Your goal —
Type the records out again in full, exactly.

* start Materials provided *

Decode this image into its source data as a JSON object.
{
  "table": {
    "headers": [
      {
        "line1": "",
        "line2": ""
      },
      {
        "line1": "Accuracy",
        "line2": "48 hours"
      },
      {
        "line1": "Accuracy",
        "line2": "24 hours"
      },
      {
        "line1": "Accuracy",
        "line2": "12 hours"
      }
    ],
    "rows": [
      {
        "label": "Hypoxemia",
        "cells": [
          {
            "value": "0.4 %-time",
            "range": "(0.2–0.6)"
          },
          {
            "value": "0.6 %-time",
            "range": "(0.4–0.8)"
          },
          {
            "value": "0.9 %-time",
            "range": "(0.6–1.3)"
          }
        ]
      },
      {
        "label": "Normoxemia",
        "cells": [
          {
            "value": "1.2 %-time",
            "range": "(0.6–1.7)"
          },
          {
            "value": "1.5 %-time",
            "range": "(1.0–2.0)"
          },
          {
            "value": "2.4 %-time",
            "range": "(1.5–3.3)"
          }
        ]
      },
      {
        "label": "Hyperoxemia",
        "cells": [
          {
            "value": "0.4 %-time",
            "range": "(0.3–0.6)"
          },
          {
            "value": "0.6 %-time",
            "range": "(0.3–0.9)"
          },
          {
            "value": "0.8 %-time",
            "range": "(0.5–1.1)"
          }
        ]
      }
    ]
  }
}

* end Materials provided *

Response for this exercise —
Decode this image into its source data as a JSON object.
{
  "table": {
    "headers": [
      {
        "line1": "",
        "line2": ""
      },
      {
        "line1": "Accuracy",
        "line2": "48 hours"
      },
      {
        "line1": "Accuracy",
        "line2": "24 hours"
      },
      {
        "line1": "Accuracy",
        "line2": "12 hours"
      }
    ],
    "rows": [
      {
        "label": "Hypoxemia",
        "cells": [
          {
            "value": "0.4 %-time",
            "range": "(0.2–0.6)"
          },
          {
            "value": "0.6 %-time",
            "range": "(0.4–0.8)"
          },
          {
            "value": "0.9 %-time",
            "range": "(0.6–1.3)"
          }
        ]
      },
      {
        "label": "Normoxemia",
        "cells": [
          {
            "value": "1.2 %-time",
            "range": "(0.6–1.7)"
          },
          {
            "value": "1.5 %-time",
            "range": "(1.0–2.0)"
          },
          {
            "value": "2.4 %-time",
            "range": "(1.5–3.3)"
          }
        ]
      },
      {
        "label": "Hyperoxemia",
        "cells": [
          {
            "value": "0.4 %-time",
            "range": "(0.3–0.6)"
          },
          {
            "value": "0.6 %-time",
            "range": "(0.3–0.9)"
          },
          {
            "value": "0.8 %-time",
            "range": "(0.5–1.1)"
          }
        ]
      }
    ]
  }
}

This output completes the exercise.